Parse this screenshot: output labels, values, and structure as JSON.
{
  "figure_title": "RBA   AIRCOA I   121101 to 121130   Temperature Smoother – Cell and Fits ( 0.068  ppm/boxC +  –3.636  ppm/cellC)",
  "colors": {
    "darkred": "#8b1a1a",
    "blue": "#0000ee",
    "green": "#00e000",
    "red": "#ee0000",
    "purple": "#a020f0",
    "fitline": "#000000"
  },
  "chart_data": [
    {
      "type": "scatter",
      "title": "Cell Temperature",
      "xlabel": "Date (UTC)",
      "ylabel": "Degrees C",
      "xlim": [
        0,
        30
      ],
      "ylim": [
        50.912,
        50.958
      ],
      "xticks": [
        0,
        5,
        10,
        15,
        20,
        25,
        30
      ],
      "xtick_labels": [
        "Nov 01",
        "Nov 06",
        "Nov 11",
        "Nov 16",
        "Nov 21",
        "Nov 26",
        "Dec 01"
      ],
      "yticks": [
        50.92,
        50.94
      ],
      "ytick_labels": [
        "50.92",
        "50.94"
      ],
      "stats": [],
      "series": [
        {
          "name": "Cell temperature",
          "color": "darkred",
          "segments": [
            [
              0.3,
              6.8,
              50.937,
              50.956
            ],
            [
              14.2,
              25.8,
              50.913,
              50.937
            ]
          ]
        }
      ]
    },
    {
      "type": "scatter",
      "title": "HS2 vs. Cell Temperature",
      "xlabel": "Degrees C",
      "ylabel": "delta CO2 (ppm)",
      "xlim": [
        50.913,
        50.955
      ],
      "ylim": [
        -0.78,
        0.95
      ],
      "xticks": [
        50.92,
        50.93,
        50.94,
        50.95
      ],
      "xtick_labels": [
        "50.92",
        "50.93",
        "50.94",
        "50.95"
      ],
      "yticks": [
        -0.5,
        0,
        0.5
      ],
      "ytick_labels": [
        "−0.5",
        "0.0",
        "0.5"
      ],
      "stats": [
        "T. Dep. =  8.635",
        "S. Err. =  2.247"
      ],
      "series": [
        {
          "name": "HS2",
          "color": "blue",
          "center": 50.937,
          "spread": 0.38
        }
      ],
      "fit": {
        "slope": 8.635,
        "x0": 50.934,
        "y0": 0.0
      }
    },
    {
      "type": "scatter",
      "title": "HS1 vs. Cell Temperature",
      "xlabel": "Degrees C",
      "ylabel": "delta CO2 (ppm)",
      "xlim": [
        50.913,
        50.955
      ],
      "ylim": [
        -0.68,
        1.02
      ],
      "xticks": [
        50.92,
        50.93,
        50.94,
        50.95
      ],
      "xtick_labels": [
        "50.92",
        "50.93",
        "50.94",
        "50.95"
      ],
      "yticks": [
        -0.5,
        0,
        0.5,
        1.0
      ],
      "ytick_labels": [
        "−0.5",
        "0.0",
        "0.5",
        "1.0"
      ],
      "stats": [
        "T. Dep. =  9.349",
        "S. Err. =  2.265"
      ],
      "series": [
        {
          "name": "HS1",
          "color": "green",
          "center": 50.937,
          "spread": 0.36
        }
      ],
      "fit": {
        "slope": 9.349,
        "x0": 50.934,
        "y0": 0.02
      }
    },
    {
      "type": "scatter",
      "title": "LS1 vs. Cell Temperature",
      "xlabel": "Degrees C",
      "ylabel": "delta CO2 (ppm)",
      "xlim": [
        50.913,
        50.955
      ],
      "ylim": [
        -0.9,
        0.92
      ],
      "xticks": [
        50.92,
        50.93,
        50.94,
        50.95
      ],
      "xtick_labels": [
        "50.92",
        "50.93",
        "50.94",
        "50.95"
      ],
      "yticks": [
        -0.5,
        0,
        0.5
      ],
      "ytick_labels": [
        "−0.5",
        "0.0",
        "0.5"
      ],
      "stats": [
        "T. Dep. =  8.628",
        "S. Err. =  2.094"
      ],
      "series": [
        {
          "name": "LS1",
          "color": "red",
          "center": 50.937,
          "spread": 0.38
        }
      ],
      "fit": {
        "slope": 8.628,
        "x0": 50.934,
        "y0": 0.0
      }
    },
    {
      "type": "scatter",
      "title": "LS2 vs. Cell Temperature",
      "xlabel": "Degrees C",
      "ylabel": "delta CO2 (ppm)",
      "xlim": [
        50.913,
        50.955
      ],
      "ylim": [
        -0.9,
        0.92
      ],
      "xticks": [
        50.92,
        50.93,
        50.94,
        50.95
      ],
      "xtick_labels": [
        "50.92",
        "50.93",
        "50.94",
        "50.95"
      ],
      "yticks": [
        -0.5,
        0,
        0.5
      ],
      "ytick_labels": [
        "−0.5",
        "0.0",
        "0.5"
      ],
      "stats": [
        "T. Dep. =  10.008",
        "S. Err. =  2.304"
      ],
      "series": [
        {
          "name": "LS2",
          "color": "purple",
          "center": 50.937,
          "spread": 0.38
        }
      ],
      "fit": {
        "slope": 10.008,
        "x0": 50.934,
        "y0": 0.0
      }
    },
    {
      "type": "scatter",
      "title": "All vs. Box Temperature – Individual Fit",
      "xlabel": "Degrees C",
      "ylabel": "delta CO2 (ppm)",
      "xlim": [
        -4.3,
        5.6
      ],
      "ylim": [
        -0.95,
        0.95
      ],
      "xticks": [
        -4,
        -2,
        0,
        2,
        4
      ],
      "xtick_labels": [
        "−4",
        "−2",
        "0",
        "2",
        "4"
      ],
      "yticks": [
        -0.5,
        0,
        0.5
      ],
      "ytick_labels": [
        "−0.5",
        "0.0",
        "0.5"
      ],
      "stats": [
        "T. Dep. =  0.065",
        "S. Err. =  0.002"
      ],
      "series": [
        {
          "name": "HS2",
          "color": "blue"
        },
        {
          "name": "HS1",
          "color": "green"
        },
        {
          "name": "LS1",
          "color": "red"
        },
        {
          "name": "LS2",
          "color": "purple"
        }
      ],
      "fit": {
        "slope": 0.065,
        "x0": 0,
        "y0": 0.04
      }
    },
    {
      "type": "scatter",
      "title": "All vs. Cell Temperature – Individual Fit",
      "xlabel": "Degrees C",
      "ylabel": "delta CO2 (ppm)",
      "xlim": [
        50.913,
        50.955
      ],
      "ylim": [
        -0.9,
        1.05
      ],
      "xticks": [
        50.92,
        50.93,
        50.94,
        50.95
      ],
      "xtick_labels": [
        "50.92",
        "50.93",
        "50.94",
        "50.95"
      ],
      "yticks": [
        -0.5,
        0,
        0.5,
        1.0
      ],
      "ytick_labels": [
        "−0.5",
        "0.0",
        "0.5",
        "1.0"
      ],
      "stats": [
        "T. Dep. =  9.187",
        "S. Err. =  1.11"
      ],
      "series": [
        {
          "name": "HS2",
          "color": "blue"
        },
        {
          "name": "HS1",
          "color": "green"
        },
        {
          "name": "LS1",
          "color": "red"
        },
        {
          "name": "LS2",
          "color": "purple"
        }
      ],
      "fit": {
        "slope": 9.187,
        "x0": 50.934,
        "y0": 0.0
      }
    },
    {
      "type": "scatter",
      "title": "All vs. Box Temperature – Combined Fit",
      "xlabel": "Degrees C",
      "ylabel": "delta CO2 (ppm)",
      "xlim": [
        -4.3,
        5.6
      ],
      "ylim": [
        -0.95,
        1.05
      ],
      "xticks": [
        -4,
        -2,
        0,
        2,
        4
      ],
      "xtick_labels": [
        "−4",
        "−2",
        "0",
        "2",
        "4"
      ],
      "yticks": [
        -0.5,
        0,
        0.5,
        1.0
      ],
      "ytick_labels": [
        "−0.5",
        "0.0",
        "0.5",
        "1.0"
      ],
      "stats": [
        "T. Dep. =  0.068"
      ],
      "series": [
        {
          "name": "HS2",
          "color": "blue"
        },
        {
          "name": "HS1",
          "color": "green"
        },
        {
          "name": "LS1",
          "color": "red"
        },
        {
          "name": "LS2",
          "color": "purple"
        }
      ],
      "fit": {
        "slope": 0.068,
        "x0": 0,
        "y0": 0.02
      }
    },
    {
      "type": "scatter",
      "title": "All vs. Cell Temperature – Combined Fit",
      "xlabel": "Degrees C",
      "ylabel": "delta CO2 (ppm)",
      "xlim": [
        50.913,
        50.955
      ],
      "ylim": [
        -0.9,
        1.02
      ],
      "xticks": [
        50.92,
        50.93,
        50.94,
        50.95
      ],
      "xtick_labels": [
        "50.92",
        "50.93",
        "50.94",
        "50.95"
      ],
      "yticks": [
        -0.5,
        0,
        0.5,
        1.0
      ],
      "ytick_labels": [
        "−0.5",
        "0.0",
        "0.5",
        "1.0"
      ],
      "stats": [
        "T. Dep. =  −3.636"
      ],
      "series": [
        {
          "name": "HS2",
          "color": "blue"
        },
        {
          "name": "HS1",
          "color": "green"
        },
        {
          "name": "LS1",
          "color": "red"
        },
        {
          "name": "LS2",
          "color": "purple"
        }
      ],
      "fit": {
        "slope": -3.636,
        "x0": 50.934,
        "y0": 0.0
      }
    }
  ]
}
****************************************
> [What you will do] Where does the word "Combined" appear? Return each line that holds it.

> [The answer]
      "title": "All vs. Box Temperature – Combined Fit",
      "title": "All vs. Cell Temperature – Combined Fit",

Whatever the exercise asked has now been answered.